▶ Records shown
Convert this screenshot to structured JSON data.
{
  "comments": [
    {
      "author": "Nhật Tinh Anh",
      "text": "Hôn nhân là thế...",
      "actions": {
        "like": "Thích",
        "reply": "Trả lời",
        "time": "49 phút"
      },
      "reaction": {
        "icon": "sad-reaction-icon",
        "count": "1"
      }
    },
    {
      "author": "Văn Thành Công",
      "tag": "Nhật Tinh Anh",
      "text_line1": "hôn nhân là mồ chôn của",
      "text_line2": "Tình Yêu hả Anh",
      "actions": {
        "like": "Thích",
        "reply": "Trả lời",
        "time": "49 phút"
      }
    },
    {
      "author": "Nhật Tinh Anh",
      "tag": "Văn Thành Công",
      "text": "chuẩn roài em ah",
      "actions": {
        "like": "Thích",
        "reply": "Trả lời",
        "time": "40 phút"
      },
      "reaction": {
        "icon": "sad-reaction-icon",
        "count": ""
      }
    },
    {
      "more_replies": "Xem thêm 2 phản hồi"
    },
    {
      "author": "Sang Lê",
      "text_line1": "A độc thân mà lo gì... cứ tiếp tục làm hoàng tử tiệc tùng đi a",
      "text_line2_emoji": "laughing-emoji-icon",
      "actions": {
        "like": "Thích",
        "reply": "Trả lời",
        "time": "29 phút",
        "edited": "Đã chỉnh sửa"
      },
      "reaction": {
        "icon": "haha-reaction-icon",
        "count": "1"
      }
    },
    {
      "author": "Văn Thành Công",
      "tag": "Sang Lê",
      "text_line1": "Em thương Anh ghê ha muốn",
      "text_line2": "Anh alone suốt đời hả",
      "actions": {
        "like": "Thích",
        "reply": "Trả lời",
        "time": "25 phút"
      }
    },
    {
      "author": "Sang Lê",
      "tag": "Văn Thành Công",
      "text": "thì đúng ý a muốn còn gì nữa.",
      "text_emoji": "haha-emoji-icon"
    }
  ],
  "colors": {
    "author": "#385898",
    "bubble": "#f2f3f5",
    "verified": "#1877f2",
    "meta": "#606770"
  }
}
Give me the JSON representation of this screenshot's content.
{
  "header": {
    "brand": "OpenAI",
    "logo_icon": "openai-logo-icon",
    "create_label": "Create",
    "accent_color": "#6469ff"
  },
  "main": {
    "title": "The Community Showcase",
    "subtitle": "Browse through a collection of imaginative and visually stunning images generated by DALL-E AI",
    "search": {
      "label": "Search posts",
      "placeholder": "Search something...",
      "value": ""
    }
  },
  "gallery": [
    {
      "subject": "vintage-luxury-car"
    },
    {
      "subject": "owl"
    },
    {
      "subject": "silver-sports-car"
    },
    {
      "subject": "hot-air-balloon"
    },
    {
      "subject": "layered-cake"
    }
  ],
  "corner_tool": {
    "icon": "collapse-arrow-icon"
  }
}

▶ Request
Give the entries once more, exactly as they appear.

▶ Exercise output
Convert this screenshot to structured JSON data.
{
  "comments": [
    {
      "author": "Nhật Tinh Anh",
      "text": "Hôn nhân là thế...",
      "actions": {
        "like": "Thích",
        "reply": "Trả lời",
        "time": "49 phút"
      },
      "reaction": {
        "icon": "sad-reaction-icon",
        "count": "1"
      }
    },
    {
      "author": "Văn Thành Công",
      "tag": "Nhật Tinh Anh",
      "text_line1": "hôn nhân là mồ chôn của",
      "text_line2": "Tình Yêu hả Anh",
      "actions": {
        "like": "Thích",
        "reply": "Trả lời",
        "time": "49 phút"
      }
    },
    {
      "author": "Nhật Tinh Anh",
      "tag": "Văn Thành Công",
      "text": "chuẩn roài em ah",
      "actions": {
        "like": "Thích",
        "reply": "Trả lời",
        "time": "40 phút"
      },
      "reaction": {
        "icon": "sad-reaction-icon",
        "count": ""
      }
    },
    {
      "more_replies": "Xem thêm 2 phản hồi"
    },
    {
      "author": "Sang Lê",
      "text_line1": "A độc thân mà lo gì... cứ tiếp tục làm hoàng tử tiệc tùng đi a",
      "text_line2_emoji": "laughing-emoji-icon",
      "actions": {
        "like": "Thích",
        "reply": "Trả lời",
        "time": "29 phút",
        "edited": "Đã chỉnh sửa"
      },
      "reaction": {
        "icon": "haha-reaction-icon",
        "count": "1"
      }
    },
    {
      "author": "Văn Thành Công",
      "tag": "Sang Lê",
      "text_line1": "Em thương Anh ghê ha muốn",
      "text_line2": "Anh alone suốt đời hả",
      "actions": {
        "like": "Thích",
        "reply": "Trả lời",
        "time": "25 phút"
      }
    },
    {
      "author": "Sang Lê",
      "tag": "Văn Thành Công",
      "text": "thì đúng ý a muốn còn gì nữa.",
      "text_emoji": "haha-emoji-icon"
    }
  ],
  "colors": {
    "author": "#385898",
    "bubble": "#f2f3f5",
    "verified": "#1877f2",
    "meta": "#606770"
  }
}
Give me the JSON representation of this screenshot's content.
{
  "header": {
    "brand": "OpenAI",
    "logo_icon": "openai-logo-icon",
    "create_label": "Create",
    "accent_color": "#6469ff"
  },
  "main": {
    "title": "The Community Showcase",
    "subtitle": "Browse through a collection of imaginative and visually stunning images generated by DALL-E AI",
    "search": {
      "label": "Search posts",
      "placeholder": "Search something...",
      "value": ""
    }
  },
  "gallery": [
    {
      "subject": "vintage-luxury-car"
    },
    {
      "subject": "owl"
    },
    {
      "subject": "silver-sports-car"
    },
    {
      "subject": "hot-air-balloon"
    },
    {
      "subject": "layered-cake"
    }
  ],
  "corner_tool": {
    "icon": "collapse-arrow-icon"
  }
}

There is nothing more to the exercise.